Some records
-=-=-
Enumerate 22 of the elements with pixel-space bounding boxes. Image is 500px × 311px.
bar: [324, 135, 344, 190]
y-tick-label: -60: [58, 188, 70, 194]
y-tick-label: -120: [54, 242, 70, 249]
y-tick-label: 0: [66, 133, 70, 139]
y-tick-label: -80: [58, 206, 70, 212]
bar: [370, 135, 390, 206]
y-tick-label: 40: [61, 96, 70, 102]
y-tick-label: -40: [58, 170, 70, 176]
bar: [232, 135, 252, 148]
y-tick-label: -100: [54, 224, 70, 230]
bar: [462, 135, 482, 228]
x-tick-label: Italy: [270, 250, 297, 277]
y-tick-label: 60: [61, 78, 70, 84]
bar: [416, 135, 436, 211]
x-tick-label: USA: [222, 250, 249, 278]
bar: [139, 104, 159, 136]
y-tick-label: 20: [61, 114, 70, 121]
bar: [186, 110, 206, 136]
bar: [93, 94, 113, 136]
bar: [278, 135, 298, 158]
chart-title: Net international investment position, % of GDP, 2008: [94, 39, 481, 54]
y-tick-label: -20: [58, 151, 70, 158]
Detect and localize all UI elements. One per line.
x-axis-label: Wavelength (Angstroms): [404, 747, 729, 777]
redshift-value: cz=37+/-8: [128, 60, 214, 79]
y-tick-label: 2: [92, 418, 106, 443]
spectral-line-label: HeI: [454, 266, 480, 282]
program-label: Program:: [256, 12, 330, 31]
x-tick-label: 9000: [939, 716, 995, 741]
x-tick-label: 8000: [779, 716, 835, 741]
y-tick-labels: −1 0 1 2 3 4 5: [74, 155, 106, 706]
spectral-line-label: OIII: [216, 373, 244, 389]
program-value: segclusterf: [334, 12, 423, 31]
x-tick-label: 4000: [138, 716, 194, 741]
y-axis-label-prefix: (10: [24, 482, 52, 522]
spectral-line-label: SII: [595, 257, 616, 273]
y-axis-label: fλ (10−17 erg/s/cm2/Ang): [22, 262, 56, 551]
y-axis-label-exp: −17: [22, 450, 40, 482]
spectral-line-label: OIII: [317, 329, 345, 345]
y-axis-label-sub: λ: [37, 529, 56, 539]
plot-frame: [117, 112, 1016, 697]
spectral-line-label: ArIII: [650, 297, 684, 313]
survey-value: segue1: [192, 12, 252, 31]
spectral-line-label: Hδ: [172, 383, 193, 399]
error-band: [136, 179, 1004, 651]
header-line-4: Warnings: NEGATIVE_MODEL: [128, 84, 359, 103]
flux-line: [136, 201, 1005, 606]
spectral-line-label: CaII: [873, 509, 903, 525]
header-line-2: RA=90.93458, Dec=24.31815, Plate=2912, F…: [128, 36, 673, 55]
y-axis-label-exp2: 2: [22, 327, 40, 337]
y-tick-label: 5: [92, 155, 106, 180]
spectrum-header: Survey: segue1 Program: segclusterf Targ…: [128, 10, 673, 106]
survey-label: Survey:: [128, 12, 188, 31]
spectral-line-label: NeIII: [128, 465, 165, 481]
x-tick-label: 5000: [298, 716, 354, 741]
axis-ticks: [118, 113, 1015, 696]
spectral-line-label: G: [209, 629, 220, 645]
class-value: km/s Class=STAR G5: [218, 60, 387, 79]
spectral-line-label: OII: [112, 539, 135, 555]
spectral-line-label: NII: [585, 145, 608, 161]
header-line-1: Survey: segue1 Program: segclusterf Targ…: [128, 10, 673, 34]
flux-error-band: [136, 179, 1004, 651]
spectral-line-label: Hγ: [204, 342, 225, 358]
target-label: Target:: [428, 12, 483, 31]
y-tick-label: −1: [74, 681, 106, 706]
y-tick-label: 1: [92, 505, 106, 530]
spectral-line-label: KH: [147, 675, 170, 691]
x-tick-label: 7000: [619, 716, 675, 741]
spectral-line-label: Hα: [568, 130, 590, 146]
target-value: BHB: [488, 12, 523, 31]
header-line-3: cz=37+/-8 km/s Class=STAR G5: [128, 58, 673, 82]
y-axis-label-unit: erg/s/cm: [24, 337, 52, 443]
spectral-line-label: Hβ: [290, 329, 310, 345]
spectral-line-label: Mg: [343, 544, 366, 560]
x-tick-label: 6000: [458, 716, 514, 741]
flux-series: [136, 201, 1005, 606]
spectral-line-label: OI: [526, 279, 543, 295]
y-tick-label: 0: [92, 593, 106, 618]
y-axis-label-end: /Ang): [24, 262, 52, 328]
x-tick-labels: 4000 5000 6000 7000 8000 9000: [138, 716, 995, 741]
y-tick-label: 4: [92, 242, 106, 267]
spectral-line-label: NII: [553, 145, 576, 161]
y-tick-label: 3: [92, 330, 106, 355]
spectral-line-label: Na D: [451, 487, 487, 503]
-=-=-
*PROBLEM REQUIREMENTS*:
Find each line in the data that contains the word "error" with the same capitalization, and copy those lines.

*OUTPUT*:
error-band: [136, 179, 1004, 651]
flux-error-band: [136, 179, 1004, 651]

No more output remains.